## START EXERCISE DATA

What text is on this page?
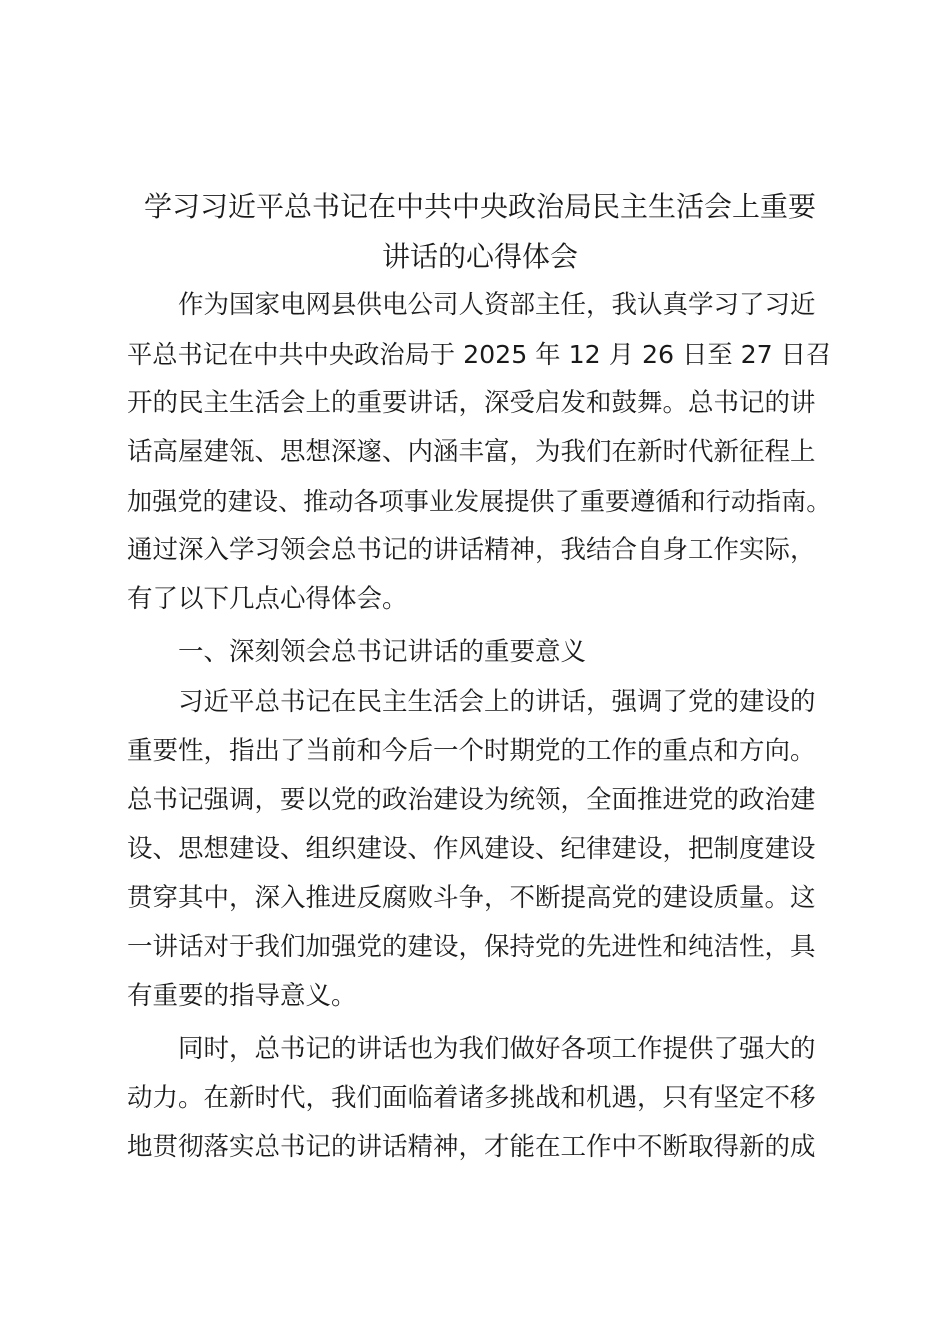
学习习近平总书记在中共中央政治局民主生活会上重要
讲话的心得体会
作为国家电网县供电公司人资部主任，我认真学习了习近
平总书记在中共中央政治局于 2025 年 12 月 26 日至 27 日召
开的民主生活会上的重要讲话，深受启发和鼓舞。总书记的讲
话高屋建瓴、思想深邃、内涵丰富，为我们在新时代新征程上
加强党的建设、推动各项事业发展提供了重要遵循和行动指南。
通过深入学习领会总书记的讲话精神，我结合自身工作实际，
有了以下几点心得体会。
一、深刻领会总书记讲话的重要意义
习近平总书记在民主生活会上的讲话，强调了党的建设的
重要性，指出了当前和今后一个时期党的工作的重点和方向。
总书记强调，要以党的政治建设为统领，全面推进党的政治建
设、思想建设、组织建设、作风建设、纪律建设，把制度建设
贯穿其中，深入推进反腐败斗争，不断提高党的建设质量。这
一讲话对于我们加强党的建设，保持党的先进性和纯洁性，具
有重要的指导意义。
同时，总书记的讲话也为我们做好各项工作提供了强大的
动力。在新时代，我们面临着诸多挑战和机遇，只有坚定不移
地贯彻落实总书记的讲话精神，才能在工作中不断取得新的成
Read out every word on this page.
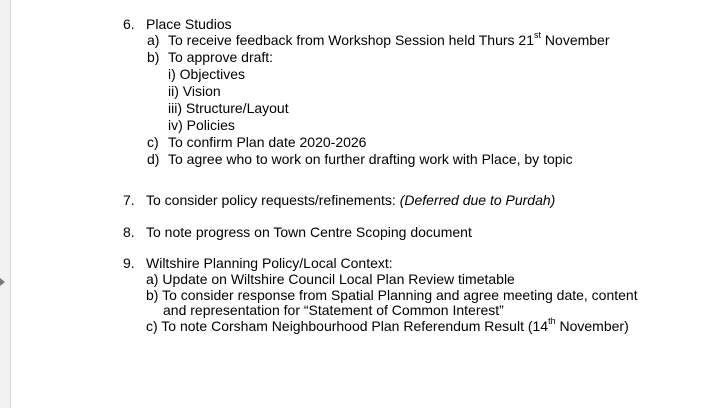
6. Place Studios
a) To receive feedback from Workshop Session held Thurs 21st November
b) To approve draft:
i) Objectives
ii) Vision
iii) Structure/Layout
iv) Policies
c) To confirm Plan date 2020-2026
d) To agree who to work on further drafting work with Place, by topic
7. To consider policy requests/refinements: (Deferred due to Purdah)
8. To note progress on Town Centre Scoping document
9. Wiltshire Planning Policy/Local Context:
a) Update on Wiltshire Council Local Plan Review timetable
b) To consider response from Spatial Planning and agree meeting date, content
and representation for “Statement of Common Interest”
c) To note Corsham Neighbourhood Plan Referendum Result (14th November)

## END EXERCISE DATA

--- WORK TO BE COMPLETED ---
Excluding the pictures, restate the records above word for word.

--- FULL ANSWER ---
What text is on this page?
学习习近平总书记在中共中央政治局民主生活会上重要
讲话的心得体会
作为国家电网县供电公司人资部主任，我认真学习了习近
平总书记在中共中央政治局于 2025 年 12 月 26 日至 27 日召
开的民主生活会上的重要讲话，深受启发和鼓舞。总书记的讲
话高屋建瓴、思想深邃、内涵丰富，为我们在新时代新征程上
加强党的建设、推动各项事业发展提供了重要遵循和行动指南。
通过深入学习领会总书记的讲话精神，我结合自身工作实际，
有了以下几点心得体会。
一、深刻领会总书记讲话的重要意义
习近平总书记在民主生活会上的讲话，强调了党的建设的
重要性，指出了当前和今后一个时期党的工作的重点和方向。
总书记强调，要以党的政治建设为统领，全面推进党的政治建
设、思想建设、组织建设、作风建设、纪律建设，把制度建设
贯穿其中，深入推进反腐败斗争，不断提高党的建设质量。这
一讲话对于我们加强党的建设，保持党的先进性和纯洁性，具
有重要的指导意义。
同时，总书记的讲话也为我们做好各项工作提供了强大的
动力。在新时代，我们面临着诸多挑战和机遇，只有坚定不移
地贯彻落实总书记的讲话精神，才能在工作中不断取得新的成
Read out every word on this page.
6. Place Studios
a) To receive feedback from Workshop Session held Thurs 21st November
b) To approve draft:
i) Objectives
ii) Vision
iii) Structure/Layout
iv) Policies
c) To confirm Plan date 2020-2026
d) To agree who to work on further drafting work with Place, by topic
7. To consider policy requests/refinements: (Deferred due to Purdah)
8. To note progress on Town Centre Scoping document
9. Wiltshire Planning Policy/Local Context:
a) Update on Wiltshire Council Local Plan Review timetable
b) To consider response from Spatial Planning and agree meeting date, content
and representation for “Statement of Common Interest”
c) To note Corsham Neighbourhood Plan Referendum Result (14th November)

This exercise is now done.